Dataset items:

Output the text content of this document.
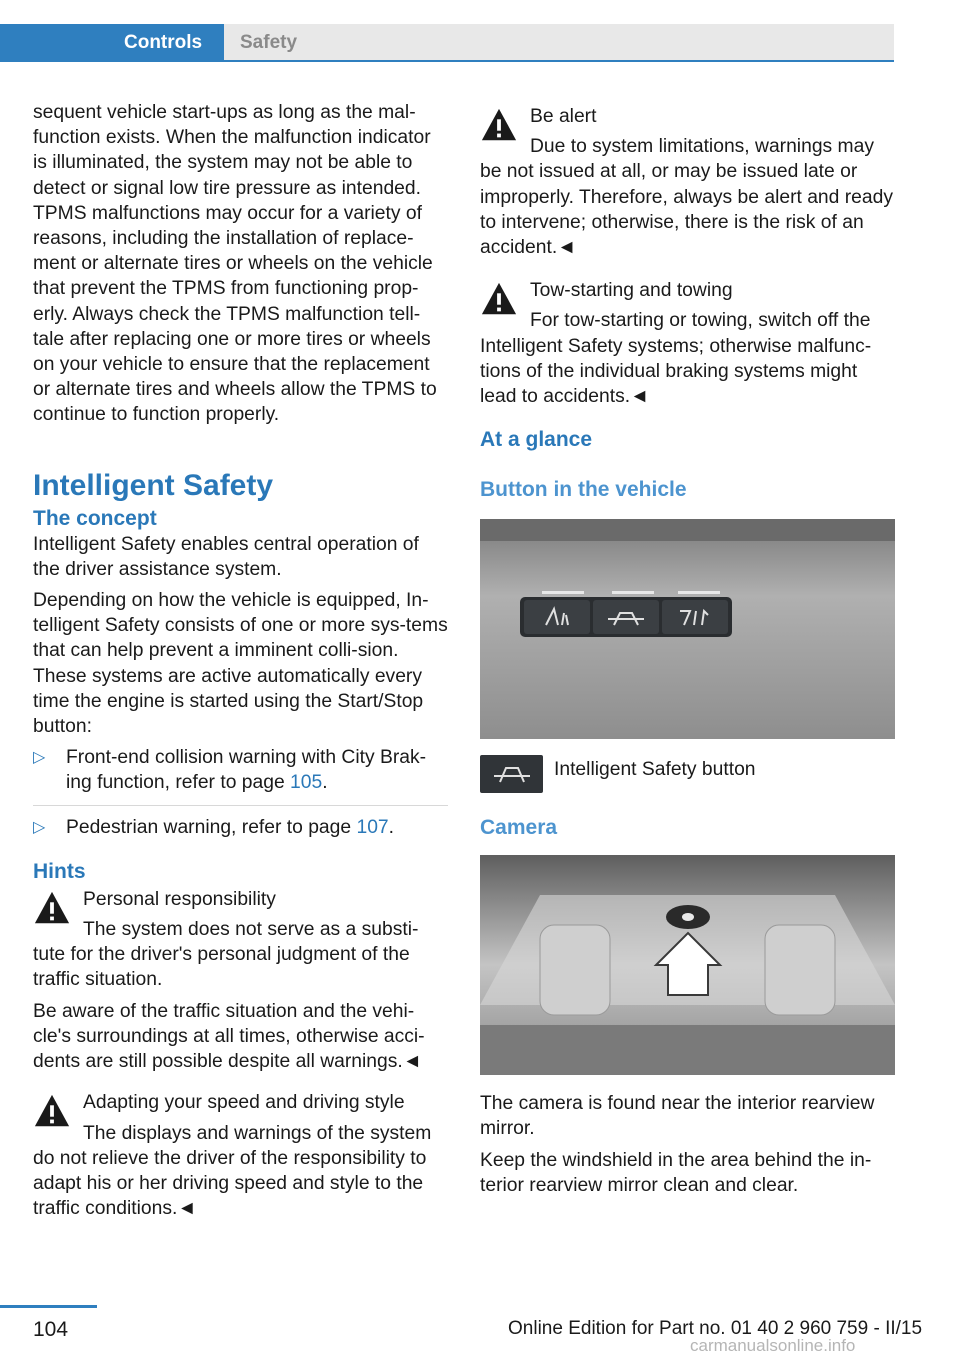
Controls Safety

sequent vehicle start-ups as long as the mal‐function exists. When the malfunction indicator is illuminated, the system may not be able to detect or signal low tire pressure as intended. TPMS malfunctions may occur for a variety of reasons, including the installation of replace‐ment or alternate tires or wheels on the vehicle that prevent the TPMS from functioning prop‐erly. Always check the TPMS malfunction tell‐tale after replacing one or more tires or wheels on your vehicle to ensure that the replacement or alternate tires and wheels allow the TPMS to continue to function properly.

Intelligent Safety
The concept

Intelligent Safety enables central operation of the driver assistance system.

Depending on how the vehicle is equipped, In‐telligent Safety consists of one or more sys‐tems that can help prevent a imminent colli‐sion. These systems are active automatically every time the engine is started using the Start/Stop button:

▷ Front-end collision warning with City Brak‐ing function, refer to page 105.
▷ Pedestrian warning, refer to page 107.
Hints
Personal responsibility
The system does not serve as a substi‐tute for the driver's personal judgment of the traffic situation.

Be aware of the traffic situation and the vehi‐cle's surroundings at all times, otherwise acci‐dents are still possible despite all warnings.◄

Adapting your speed and driving style
The displays and warnings of the system do not relieve the driver of the responsibility to adapt his or her driving speed and style to the traffic conditions.◄
Be alert
Due to system limitations, warnings may be not issued at all, or may be issued late or improperly. Therefore, always be alert and ready to intervene; otherwise, there is the risk of an accident.◄
Tow-starting and towing
For tow-starting or towing, switch off the Intelligent Safety systems; otherwise malfunc‐tions of the individual braking systems might lead to accidents.◄
At a glance
Button in the vehicle
Intelligent Safety button
Camera

The camera is found near the interior rearview mirror.

Keep the windshield in the area behind the in‐terior rearview mirror clean and clear.

104	Online Edition for Part no. 01 40 2 960 759 - II/15
carmanualsonline.info
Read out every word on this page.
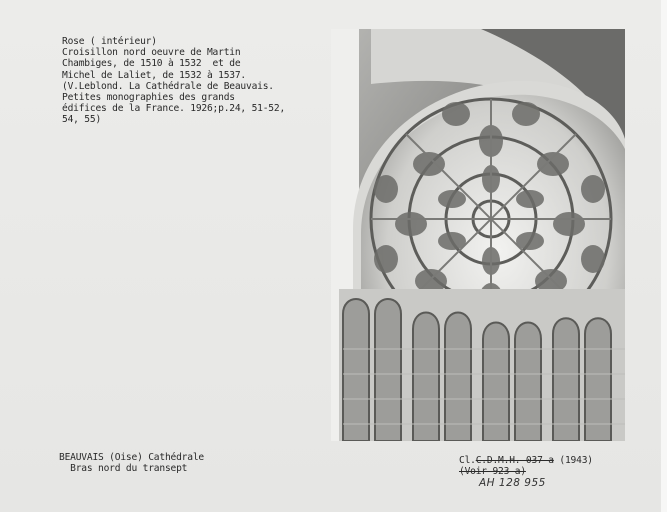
Rose ( intérieur)
Croisillon nord oeuvre de Martin
Chambiges, de 1510 à 1532  et de
Michel de Laliet, de 1532 à 1537.
(V.Leblond. La Cathédrale de Beauvais.
Petites monographies des grands
édifices de la France. 1926;p.24, 51-52,
54, 55)
BEAUVAIS (Oise) Cathédrale
Bras nord du transept
Cl.C.D.M.H. 037 a (1943)
(Voir 923 a)
AH 128 955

BRIEF: Give only the number of lines in the entries above that hold the string "Cathédrale".

SOLUTION FOR THIS TASK: 2